··· GIVEN RECORDS ···
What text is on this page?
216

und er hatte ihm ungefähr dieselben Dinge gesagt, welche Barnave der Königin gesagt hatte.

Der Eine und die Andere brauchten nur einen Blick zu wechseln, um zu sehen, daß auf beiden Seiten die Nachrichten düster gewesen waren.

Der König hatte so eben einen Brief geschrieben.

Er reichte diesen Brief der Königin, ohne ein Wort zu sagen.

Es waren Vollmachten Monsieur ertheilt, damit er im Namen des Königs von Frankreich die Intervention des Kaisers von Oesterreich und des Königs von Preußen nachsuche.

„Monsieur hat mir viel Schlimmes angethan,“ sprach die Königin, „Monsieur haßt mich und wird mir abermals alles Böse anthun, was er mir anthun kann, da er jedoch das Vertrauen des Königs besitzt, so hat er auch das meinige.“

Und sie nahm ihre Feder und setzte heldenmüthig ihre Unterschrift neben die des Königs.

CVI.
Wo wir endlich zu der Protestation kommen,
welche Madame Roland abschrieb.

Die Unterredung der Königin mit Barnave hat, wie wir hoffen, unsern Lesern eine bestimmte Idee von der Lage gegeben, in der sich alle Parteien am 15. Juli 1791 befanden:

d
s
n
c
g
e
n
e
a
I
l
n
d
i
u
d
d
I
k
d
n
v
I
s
···
- INSTRUCTIONS FOR THE TASK:
Scan the material above for the word "welche". Copy each line where it occurs.

- ANSWER TO THIS PROBLEM:
und er hatte ihm ungefähr dieselben Dinge gesagt, welche Barnave der Königin gesagt hatte.
welche Madame Roland abschrieb.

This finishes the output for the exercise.